Begin Material for this exercise

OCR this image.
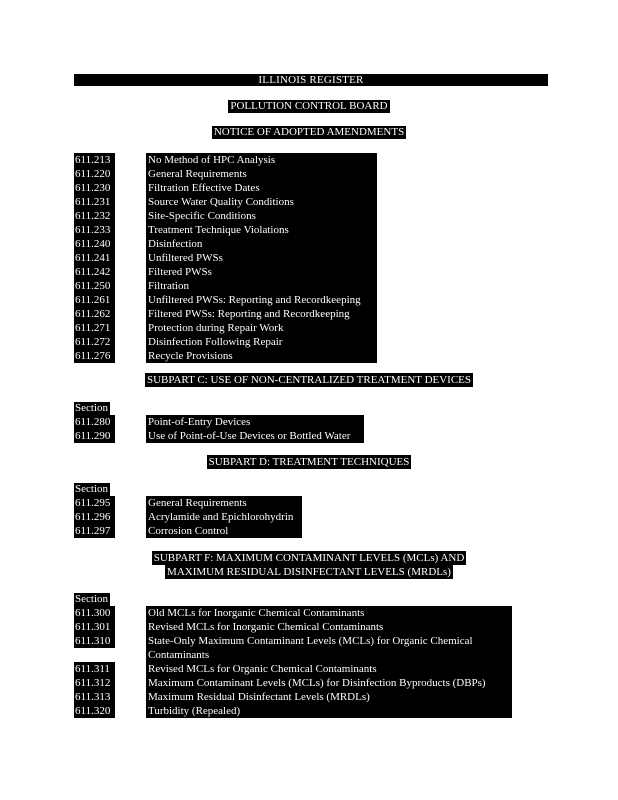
ILLINOIS REGISTER
POLLUTION CONTROL BOARD
NOTICE OF ADOPTED AMENDMENTS
611.213	No Method of HPC Analysis
611.220	General Requirements
611.230	Filtration Effective Dates
611.231	Source Water Quality Conditions
611.232	Site-Specific Conditions
611.233	Treatment Technique Violations
611.240	Disinfection
611.241	Unfiltered PWSs
611.242	Filtered PWSs
611.250	Filtration
611.261	Unfiltered PWSs: Reporting and Recordkeeping
611.262	Filtered PWSs: Reporting and Recordkeeping
611.271	Protection during Repair Work
611.272	Disinfection Following Repair
611.276	Recycle Provisions
SUBPART C: USE OF NON-CENTRALIZED TREATMENT DEVICES
Section
611.280	Point-of-Entry Devices
611.290	Use of Point-of-Use Devices or Bottled Water
SUBPART D: TREATMENT TECHNIQUES
Section
611.295	General Requirements
611.296	Acrylamide and Epichlorohydrin
611.297	Corrosion Control
SUBPART F: MAXIMUM CONTAMINANT LEVELS (MCLs) AND
MAXIMUM RESIDUAL DISINFECTANT LEVELS (MRDLs)
Section
611.300	Old MCLs for Inorganic Chemical Contaminants
611.301	Revised MCLs for Inorganic Chemical Contaminants
611.310	State-Only Maximum Contaminant Levels (MCLs) for Organic Chemical Contaminants
611.311	Revised MCLs for Organic Chemical Contaminants
611.312	Maximum Contaminant Levels (MCLs) for Disinfection Byproducts (DBPs)
611.313	Maximum Residual Disinfectant Levels (MRDLs)
611.320	Turbidity (Repealed)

End Material for this exercise

== Goal ==
Quote every record above exactly, leaving out any pictures.

== Reply to the task ==
OCR this image.
ILLINOIS REGISTER
POLLUTION CONTROL BOARD
NOTICE OF ADOPTED AMENDMENTS
611.213	No Method of HPC Analysis
611.220	General Requirements
611.230	Filtration Effective Dates
611.231	Source Water Quality Conditions
611.232	Site-Specific Conditions
611.233	Treatment Technique Violations
611.240	Disinfection
611.241	Unfiltered PWSs
611.242	Filtered PWSs
611.250	Filtration
611.261	Unfiltered PWSs: Reporting and Recordkeeping
611.262	Filtered PWSs: Reporting and Recordkeeping
611.271	Protection during Repair Work
611.272	Disinfection Following Repair
611.276	Recycle Provisions
SUBPART C: USE OF NON-CENTRALIZED TREATMENT DEVICES
Section
611.280	Point-of-Entry Devices
611.290	Use of Point-of-Use Devices or Bottled Water
SUBPART D: TREATMENT TECHNIQUES
Section
611.295	General Requirements
611.296	Acrylamide and Epichlorohydrin
611.297	Corrosion Control
SUBPART F: MAXIMUM CONTAMINANT LEVELS (MCLs) AND
MAXIMUM RESIDUAL DISINFECTANT LEVELS (MRDLs)
Section
611.300	Old MCLs for Inorganic Chemical Contaminants
611.301	Revised MCLs for Inorganic Chemical Contaminants
611.310	State-Only Maximum Contaminant Levels (MCLs) for Organic Chemical Contaminants
611.311	Revised MCLs for Organic Chemical Contaminants
611.312	Maximum Contaminant Levels (MCLs) for Disinfection Byproducts (DBPs)
611.313	Maximum Residual Disinfectant Levels (MRDLs)
611.320	Turbidity (Repealed)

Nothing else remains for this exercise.